INSTRUCTIONS TO FOLLOW -
Pick every line from the data that holds the word "JSON".

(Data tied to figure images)

* begin *

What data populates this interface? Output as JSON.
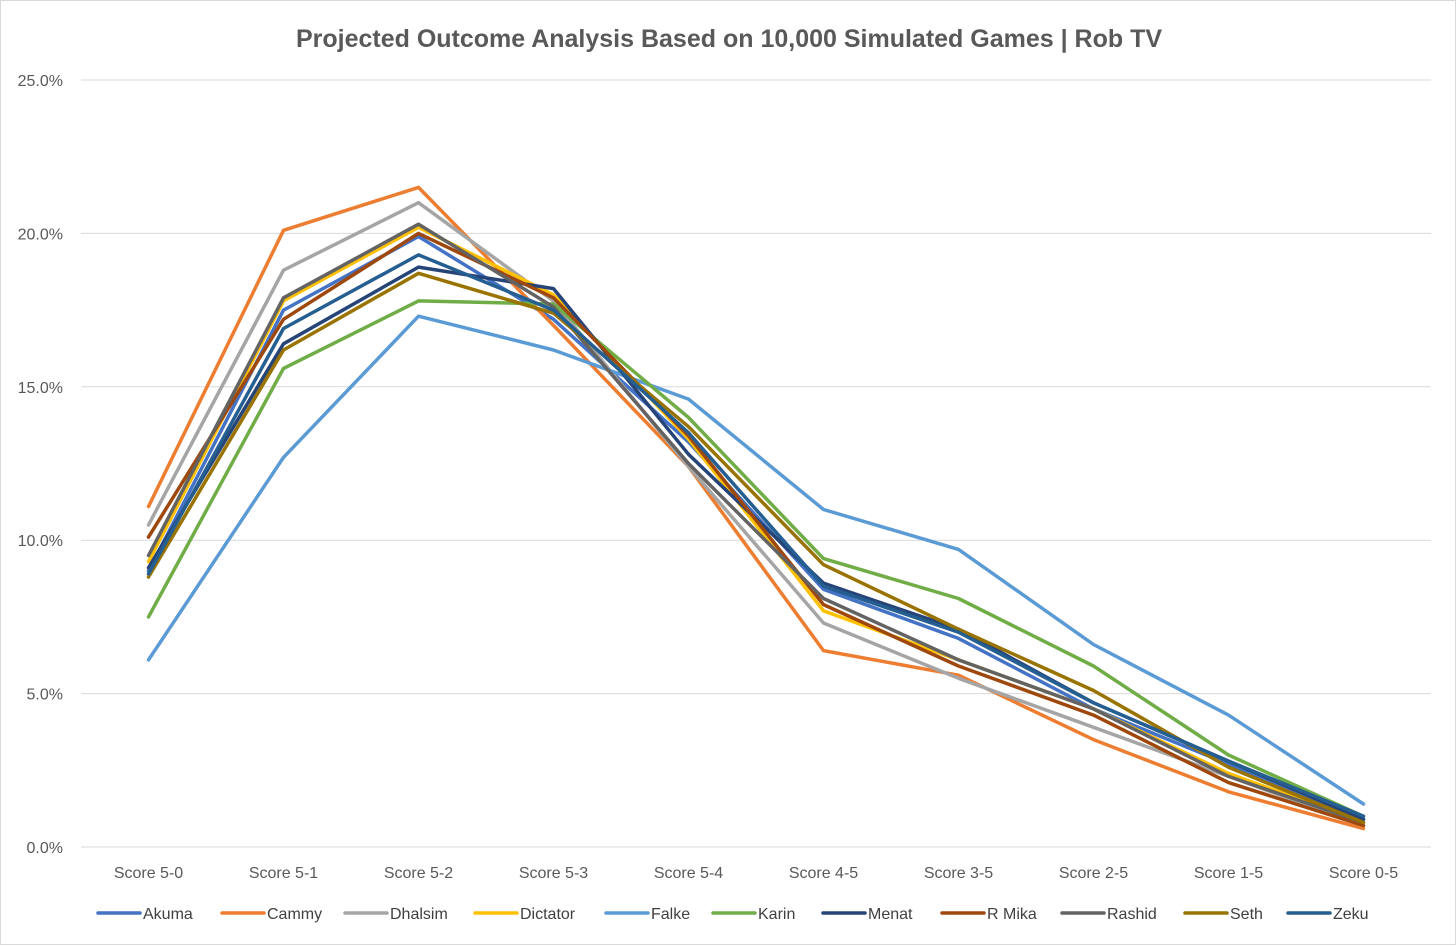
{
  "chart_data": {
    "type": "line",
    "title": "Projected Outcome Analysis Based on 10,000 Simulated Games | Rob TV",
    "xlabel": "",
    "ylabel": "",
    "categories": [
      "Score 5-0",
      "Score 5-1",
      "Score 5-2",
      "Score 5-3",
      "Score 5-4",
      "Score 4-5",
      "Score 3-5",
      "Score 2-5",
      "Score 1-5",
      "Score 0-5"
    ],
    "y_ticks": [
      "0.0%",
      "5.0%",
      "10.0%",
      "15.0%",
      "20.0%",
      "25.0%"
    ],
    "ylim": [
      0,
      25
    ],
    "grid": true,
    "legend_position": "bottom",
    "series": [
      {
        "name": "Akuma",
        "color": "#4472C4",
        "values": [
          9.0,
          17.5,
          19.9,
          17.2,
          13.2,
          8.4,
          6.8,
          4.5,
          2.7,
          0.9
        ]
      },
      {
        "name": "Cammy",
        "color": "#ED7D31",
        "values": [
          11.1,
          20.1,
          21.5,
          17.0,
          12.4,
          6.4,
          5.6,
          3.5,
          1.8,
          0.6
        ]
      },
      {
        "name": "Dhalsim",
        "color": "#A5A5A5",
        "values": [
          10.5,
          18.8,
          21.0,
          17.8,
          12.4,
          7.3,
          5.5,
          3.9,
          2.3,
          0.7
        ]
      },
      {
        "name": "Dictator",
        "color": "#FFC000",
        "values": [
          9.3,
          17.8,
          20.2,
          18.0,
          13.3,
          7.7,
          6.1,
          4.5,
          2.4,
          0.8
        ]
      },
      {
        "name": "Falke",
        "color": "#5B9BD5",
        "values": [
          6.1,
          12.7,
          17.3,
          16.2,
          14.6,
          11.0,
          9.7,
          6.6,
          4.3,
          1.4
        ]
      },
      {
        "name": "Karin",
        "color": "#70AD47",
        "values": [
          7.5,
          15.6,
          17.8,
          17.7,
          14.0,
          9.4,
          8.1,
          5.9,
          3.0,
          1.0
        ]
      },
      {
        "name": "Menat",
        "color": "#264478",
        "values": [
          9.1,
          16.4,
          18.9,
          18.2,
          12.8,
          8.6,
          7.1,
          4.7,
          2.8,
          0.9
        ]
      },
      {
        "name": "R Mika",
        "color": "#9E480E",
        "values": [
          10.1,
          17.2,
          20.0,
          17.9,
          13.4,
          7.9,
          5.9,
          4.3,
          2.1,
          0.7
        ]
      },
      {
        "name": "Rashid",
        "color": "#636363",
        "values": [
          9.5,
          17.9,
          20.3,
          17.6,
          12.5,
          8.1,
          6.1,
          4.5,
          2.3,
          0.8
        ]
      },
      {
        "name": "Seth",
        "color": "#997300",
        "values": [
          8.8,
          16.2,
          18.7,
          17.4,
          13.7,
          9.2,
          7.1,
          5.1,
          2.6,
          0.8
        ]
      },
      {
        "name": "Zeku",
        "color": "#255E91",
        "values": [
          8.9,
          16.9,
          19.3,
          17.5,
          13.5,
          8.5,
          7.0,
          4.7,
          2.8,
          1.0
        ]
      }
    ]
  }
}
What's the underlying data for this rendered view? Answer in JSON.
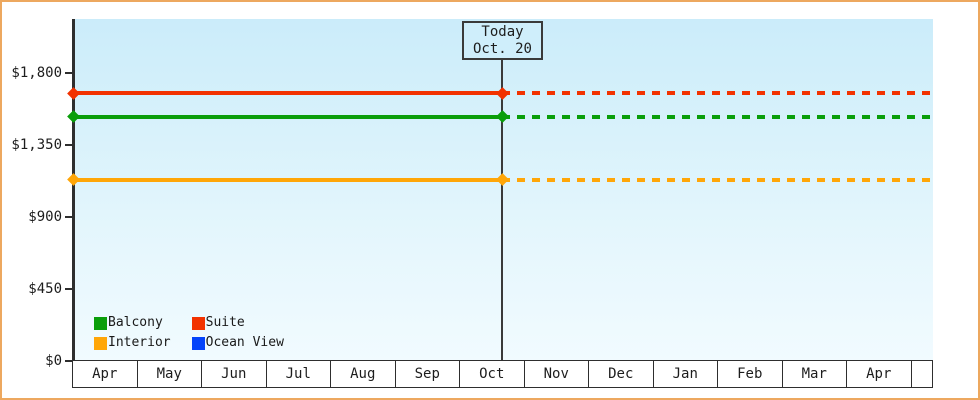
{
  "frame": {
    "border_color": "#eda85f",
    "background": "#ffffff"
  },
  "chart_data": {
    "type": "line",
    "title": "",
    "x_categories": [
      "Apr",
      "May",
      "Jun",
      "Jul",
      "Aug",
      "Sep",
      "Oct",
      "Nov",
      "Dec",
      "Jan",
      "Feb",
      "Mar",
      "Apr"
    ],
    "today_annotation": {
      "line1": "Today",
      "line2": "Oct. 20",
      "month": "Oct",
      "day": 20
    },
    "y_ticks": [
      {
        "value": 1800,
        "label": "$1,800"
      },
      {
        "value": 1350,
        "label": "$1,350"
      },
      {
        "value": 900,
        "label": "$900"
      },
      {
        "value": 450,
        "label": "$450"
      },
      {
        "value": 0,
        "label": "$0"
      }
    ],
    "ylim": [
      0,
      2140
    ],
    "grid": false,
    "legend_position": "bottom-left",
    "plot_bg_gradient": [
      "#cbecfa",
      "#f1fbff"
    ],
    "series": [
      {
        "name": "Balcony",
        "color": "#0a9e0a",
        "value": 1525,
        "visible": true,
        "history_style": "solid",
        "projection_style": "dashed"
      },
      {
        "name": "Suite",
        "color": "#f23200",
        "value": 1670,
        "visible": true,
        "history_style": "solid",
        "projection_style": "dashed"
      },
      {
        "name": "Interior",
        "color": "#ffa608",
        "value": 1130,
        "visible": true,
        "history_style": "solid",
        "projection_style": "dashed"
      },
      {
        "name": "Ocean View",
        "color": "#0443fa",
        "value": null,
        "visible": false,
        "history_style": "solid",
        "projection_style": "dashed"
      }
    ]
  }
}
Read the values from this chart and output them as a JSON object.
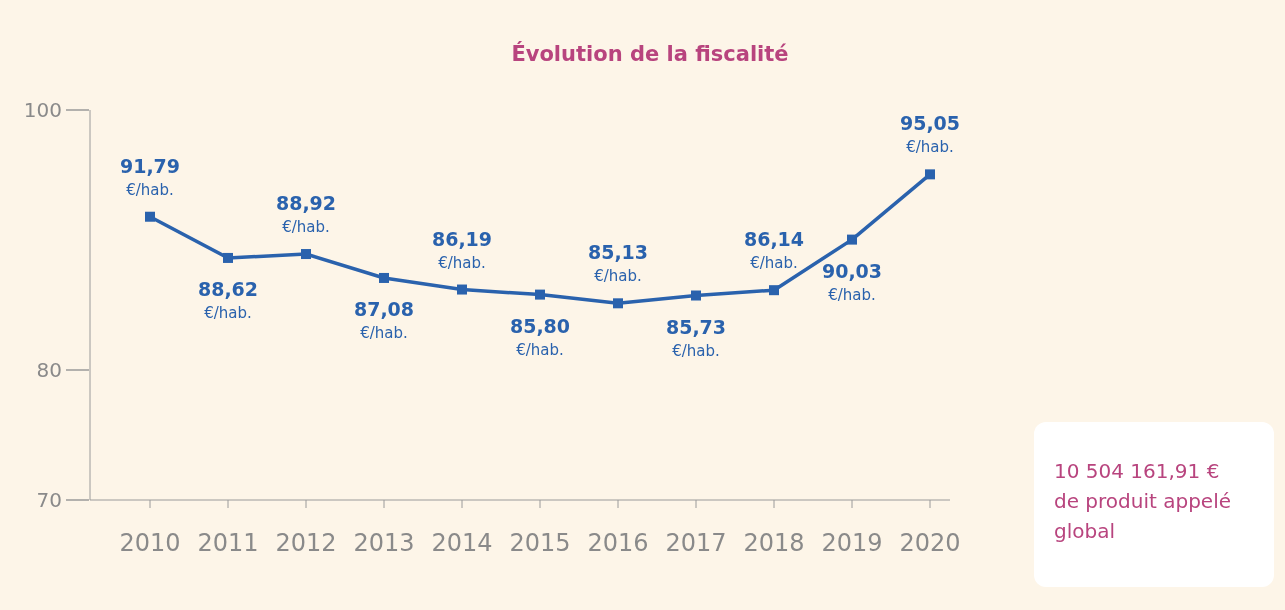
{
  "chart_data": {
    "type": "line",
    "title": "Évolution de la fiscalité",
    "categories": [
      "2010",
      "2011",
      "2012",
      "2013",
      "2014",
      "2015",
      "2016",
      "2017",
      "2018",
      "2019",
      "2020"
    ],
    "series": [
      {
        "color": "#2a62ad",
        "values": [
          91.79,
          88.62,
          88.92,
          87.08,
          86.19,
          85.8,
          85.13,
          85.73,
          86.14,
          90.03,
          95.05
        ],
        "value_labels": [
          "91,79\n€/hab.",
          "88,62\n€/hab.",
          "88,92\n€/hab.",
          "87,08\n€/hab.",
          "86,19\n€/hab.",
          "85,80\n€/hab.",
          "85,13\n€/hab.",
          "85,73\n€/hab.",
          "86,14\n€/hab.",
          "90,03\n€/hab.",
          "95,05\n€/hab."
        ]
      }
    ],
    "ylim": [
      70,
      100
    ],
    "yticks": [
      70,
      80,
      100
    ],
    "marker": "square",
    "line_style": "solid",
    "grid": false,
    "legend": false,
    "annotations": [
      "10 504 161,91 €\nde produit appelé\nglobal"
    ]
  }
}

* end *

RESULT OF THE EXERCISE -
What data populates this interface? Output as JSON.
What's the underlying data for this rendered view? Answer in JSON.
Read the values from this chart and output them as a JSON object.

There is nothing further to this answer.